Stored records:
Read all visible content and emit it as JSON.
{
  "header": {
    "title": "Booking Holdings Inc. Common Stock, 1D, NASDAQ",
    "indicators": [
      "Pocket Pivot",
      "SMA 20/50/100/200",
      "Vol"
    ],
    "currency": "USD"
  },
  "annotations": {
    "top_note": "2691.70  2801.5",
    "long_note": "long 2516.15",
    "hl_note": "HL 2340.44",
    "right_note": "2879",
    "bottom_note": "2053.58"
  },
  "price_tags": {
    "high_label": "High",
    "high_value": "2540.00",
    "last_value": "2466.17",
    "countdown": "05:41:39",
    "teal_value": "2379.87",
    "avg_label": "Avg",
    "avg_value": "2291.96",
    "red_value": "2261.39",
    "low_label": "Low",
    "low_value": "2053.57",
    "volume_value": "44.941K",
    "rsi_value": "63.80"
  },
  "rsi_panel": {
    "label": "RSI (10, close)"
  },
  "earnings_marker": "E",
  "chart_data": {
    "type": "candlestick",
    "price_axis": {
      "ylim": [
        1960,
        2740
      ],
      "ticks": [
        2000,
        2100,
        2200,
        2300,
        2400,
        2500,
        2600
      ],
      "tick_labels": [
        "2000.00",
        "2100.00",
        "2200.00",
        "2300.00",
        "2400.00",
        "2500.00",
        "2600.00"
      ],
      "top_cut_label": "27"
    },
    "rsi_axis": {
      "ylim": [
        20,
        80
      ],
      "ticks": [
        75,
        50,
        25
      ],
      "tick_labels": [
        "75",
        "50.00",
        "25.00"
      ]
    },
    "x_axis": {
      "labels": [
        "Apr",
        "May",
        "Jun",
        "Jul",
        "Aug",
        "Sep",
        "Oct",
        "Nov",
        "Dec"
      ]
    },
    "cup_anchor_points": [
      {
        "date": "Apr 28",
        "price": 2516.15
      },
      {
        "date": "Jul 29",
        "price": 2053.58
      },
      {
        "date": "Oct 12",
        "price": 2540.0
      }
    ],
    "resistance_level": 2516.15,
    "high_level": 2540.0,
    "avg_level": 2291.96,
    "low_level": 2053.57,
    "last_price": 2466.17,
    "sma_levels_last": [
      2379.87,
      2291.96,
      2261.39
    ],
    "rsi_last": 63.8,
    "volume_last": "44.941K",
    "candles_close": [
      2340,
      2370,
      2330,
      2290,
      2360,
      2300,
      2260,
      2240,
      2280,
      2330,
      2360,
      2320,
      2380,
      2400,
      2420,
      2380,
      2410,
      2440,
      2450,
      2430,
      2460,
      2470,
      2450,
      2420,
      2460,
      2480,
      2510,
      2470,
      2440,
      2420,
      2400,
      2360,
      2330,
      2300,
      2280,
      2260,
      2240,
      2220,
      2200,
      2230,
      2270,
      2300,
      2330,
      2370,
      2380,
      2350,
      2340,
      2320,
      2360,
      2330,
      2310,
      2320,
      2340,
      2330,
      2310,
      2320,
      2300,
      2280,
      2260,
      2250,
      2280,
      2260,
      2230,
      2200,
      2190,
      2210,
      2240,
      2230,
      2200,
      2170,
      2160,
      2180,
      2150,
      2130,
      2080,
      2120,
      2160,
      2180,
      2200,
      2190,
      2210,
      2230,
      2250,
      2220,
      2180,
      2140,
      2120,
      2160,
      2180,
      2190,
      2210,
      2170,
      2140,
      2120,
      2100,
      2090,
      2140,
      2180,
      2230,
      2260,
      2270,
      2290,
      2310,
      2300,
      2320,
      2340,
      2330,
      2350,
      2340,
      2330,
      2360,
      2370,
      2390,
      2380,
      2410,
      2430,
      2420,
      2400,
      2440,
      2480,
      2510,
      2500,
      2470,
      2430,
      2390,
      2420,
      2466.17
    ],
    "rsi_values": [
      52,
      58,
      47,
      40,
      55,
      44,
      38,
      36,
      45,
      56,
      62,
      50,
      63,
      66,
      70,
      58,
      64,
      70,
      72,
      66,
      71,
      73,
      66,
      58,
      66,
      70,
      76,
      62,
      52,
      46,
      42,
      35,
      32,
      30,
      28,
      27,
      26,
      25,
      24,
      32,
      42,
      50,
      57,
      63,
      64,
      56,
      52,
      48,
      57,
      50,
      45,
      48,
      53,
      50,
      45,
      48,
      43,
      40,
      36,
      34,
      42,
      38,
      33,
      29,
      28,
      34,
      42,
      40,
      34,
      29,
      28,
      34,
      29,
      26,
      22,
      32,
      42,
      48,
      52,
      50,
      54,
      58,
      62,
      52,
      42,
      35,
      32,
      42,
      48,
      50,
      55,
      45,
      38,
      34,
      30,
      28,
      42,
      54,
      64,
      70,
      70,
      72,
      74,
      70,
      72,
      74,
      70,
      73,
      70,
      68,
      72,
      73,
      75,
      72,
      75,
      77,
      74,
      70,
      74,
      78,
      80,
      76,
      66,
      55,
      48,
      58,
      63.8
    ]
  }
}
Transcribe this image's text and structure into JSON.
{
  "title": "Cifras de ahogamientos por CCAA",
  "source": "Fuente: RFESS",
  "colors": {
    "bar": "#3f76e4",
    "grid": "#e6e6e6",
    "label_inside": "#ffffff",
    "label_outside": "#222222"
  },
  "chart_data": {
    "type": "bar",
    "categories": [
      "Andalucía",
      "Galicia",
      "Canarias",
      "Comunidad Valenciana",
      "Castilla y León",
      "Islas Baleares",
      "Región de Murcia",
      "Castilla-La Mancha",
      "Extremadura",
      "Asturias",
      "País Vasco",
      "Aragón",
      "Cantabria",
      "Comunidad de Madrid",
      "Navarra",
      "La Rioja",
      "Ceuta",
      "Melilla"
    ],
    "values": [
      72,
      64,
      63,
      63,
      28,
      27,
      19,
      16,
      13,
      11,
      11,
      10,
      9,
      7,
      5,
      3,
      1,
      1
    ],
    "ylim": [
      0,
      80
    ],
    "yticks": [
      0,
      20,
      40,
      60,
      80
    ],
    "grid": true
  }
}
---
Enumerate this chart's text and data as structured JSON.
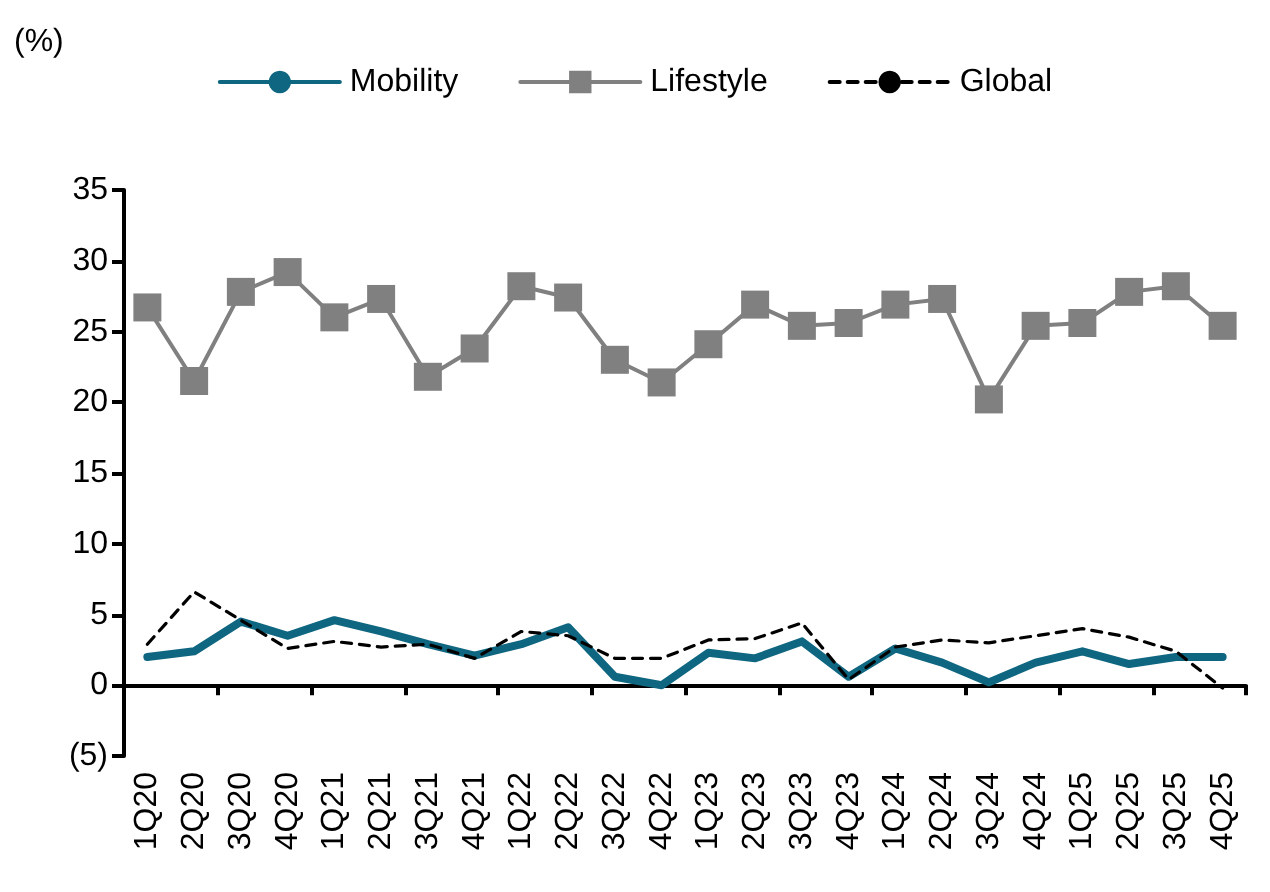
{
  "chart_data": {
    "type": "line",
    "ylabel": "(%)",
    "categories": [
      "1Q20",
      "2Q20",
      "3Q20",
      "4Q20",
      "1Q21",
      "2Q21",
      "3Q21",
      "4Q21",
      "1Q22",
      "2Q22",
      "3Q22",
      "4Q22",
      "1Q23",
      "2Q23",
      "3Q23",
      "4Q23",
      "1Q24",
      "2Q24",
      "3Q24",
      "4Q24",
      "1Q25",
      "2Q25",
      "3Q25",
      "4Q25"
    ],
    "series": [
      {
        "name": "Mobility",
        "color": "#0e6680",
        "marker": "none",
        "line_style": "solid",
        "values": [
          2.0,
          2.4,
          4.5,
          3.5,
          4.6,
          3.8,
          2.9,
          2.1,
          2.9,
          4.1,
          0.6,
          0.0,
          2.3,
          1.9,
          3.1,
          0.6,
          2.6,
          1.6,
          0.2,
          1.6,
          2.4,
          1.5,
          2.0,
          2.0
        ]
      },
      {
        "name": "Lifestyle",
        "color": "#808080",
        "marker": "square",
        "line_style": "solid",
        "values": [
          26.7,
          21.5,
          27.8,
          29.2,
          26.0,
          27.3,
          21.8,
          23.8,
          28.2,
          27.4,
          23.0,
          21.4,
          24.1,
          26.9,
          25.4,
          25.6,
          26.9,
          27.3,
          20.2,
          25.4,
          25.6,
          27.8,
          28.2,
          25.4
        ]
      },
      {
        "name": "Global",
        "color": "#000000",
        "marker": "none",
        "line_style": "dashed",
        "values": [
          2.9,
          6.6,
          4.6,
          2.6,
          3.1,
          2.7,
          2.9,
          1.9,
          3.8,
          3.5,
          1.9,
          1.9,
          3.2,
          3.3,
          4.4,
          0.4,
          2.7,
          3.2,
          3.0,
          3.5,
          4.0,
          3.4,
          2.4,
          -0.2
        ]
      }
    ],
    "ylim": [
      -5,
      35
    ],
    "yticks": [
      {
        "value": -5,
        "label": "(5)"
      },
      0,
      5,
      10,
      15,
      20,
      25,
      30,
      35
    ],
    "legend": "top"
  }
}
* * *
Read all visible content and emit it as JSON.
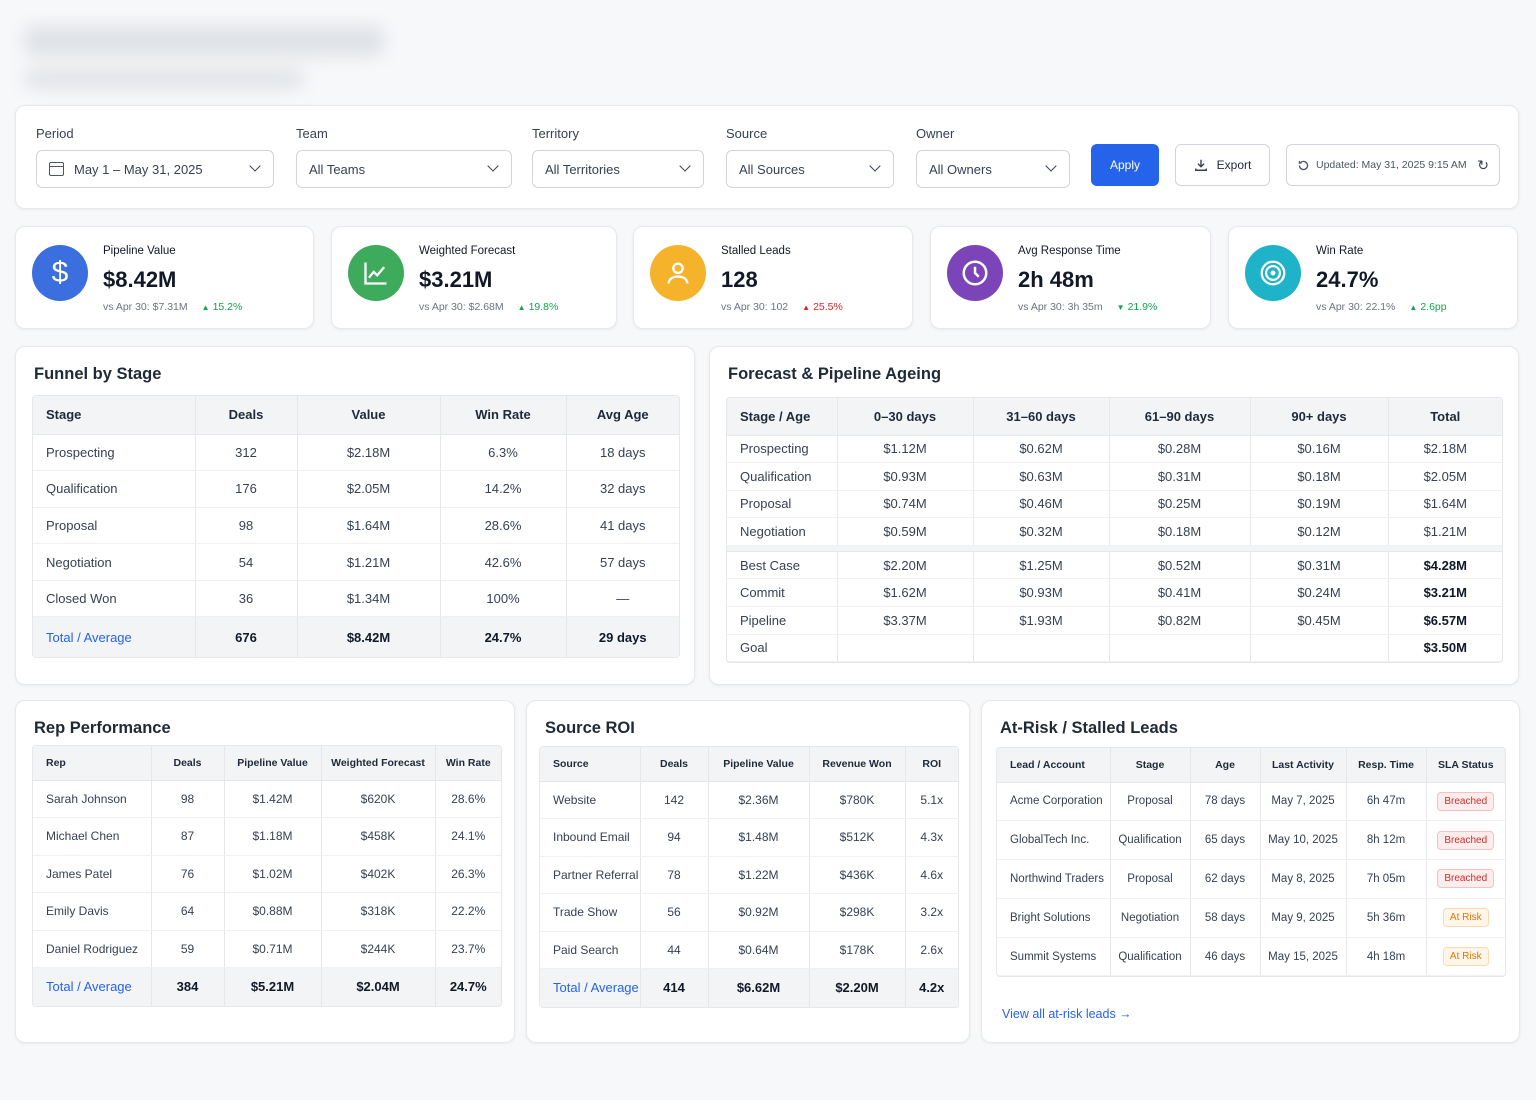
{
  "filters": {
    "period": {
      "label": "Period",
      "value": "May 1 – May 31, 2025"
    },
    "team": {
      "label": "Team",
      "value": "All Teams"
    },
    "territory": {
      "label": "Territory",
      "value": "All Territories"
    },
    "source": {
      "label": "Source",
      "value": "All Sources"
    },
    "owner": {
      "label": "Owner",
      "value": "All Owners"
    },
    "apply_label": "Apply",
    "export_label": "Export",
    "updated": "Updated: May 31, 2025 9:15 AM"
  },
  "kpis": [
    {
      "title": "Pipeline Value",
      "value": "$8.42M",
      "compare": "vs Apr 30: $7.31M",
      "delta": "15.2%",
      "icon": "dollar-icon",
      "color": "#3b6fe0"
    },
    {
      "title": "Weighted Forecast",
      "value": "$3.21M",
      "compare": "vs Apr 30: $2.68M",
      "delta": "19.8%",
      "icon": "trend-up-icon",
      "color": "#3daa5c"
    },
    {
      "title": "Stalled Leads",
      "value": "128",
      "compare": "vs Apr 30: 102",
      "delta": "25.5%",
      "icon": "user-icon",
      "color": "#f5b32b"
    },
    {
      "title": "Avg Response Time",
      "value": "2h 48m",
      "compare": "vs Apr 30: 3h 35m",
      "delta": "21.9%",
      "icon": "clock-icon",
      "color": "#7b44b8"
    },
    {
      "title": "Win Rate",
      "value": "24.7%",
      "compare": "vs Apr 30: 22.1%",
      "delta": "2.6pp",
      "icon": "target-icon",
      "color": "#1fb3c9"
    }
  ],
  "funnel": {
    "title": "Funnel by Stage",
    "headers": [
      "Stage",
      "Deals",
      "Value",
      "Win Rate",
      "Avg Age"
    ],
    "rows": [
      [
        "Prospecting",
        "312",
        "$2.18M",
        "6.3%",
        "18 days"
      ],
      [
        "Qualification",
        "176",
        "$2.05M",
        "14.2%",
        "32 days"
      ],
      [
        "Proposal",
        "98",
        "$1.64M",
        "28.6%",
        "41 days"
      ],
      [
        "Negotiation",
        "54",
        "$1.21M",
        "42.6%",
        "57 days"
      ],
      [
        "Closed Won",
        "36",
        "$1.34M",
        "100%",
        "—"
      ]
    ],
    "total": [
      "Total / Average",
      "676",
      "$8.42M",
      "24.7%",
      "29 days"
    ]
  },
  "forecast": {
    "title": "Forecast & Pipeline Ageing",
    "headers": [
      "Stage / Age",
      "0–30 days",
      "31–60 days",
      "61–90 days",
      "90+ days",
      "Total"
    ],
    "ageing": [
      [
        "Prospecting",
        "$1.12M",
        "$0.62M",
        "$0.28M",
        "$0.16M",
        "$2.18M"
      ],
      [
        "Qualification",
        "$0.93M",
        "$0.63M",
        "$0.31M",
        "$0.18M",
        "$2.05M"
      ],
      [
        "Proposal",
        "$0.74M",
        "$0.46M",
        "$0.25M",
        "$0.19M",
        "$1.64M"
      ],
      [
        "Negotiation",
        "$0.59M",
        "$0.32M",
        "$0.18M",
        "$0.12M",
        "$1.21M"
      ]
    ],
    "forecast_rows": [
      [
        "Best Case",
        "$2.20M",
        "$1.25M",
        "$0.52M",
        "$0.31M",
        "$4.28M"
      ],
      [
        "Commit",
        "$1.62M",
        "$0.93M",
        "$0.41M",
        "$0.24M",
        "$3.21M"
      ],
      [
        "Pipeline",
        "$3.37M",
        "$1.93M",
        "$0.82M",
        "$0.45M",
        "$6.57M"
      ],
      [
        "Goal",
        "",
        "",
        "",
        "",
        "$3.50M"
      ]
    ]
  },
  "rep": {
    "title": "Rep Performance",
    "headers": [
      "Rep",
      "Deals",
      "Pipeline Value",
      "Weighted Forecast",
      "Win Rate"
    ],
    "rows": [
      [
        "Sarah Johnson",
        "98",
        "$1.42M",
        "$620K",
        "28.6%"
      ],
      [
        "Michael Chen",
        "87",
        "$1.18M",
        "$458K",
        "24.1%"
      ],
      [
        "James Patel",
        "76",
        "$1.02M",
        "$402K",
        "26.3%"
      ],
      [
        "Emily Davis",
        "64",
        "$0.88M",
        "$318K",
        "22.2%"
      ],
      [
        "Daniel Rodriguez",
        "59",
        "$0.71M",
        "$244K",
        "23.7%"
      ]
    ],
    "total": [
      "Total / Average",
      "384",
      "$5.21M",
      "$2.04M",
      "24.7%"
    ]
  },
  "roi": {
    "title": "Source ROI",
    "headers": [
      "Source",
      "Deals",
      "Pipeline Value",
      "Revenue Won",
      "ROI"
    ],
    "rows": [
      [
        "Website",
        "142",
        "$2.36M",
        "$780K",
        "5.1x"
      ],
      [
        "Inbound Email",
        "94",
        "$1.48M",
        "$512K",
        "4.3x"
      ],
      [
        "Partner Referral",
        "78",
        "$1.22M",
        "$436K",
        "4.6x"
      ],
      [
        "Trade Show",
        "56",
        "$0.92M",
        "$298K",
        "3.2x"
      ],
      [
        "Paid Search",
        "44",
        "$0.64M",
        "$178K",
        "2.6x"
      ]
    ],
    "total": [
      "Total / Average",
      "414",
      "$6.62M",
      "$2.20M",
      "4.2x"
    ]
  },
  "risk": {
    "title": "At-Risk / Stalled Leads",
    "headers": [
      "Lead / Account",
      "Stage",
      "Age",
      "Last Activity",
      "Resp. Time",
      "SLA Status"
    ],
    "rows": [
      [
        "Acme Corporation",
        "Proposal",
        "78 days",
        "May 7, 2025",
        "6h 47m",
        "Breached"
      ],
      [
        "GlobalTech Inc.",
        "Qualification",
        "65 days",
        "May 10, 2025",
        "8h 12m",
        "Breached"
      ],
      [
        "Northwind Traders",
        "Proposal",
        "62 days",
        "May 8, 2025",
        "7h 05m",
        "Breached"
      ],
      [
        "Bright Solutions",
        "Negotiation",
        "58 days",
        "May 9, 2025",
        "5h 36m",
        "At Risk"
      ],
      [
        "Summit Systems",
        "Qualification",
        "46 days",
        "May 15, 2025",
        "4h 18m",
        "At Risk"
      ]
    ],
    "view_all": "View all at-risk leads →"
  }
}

Required task: Copy each line that contains the word "text".

Expected answer:
Transcribe this image's text and structure into JSON.
Enumerate this chart's text and data as structured JSON.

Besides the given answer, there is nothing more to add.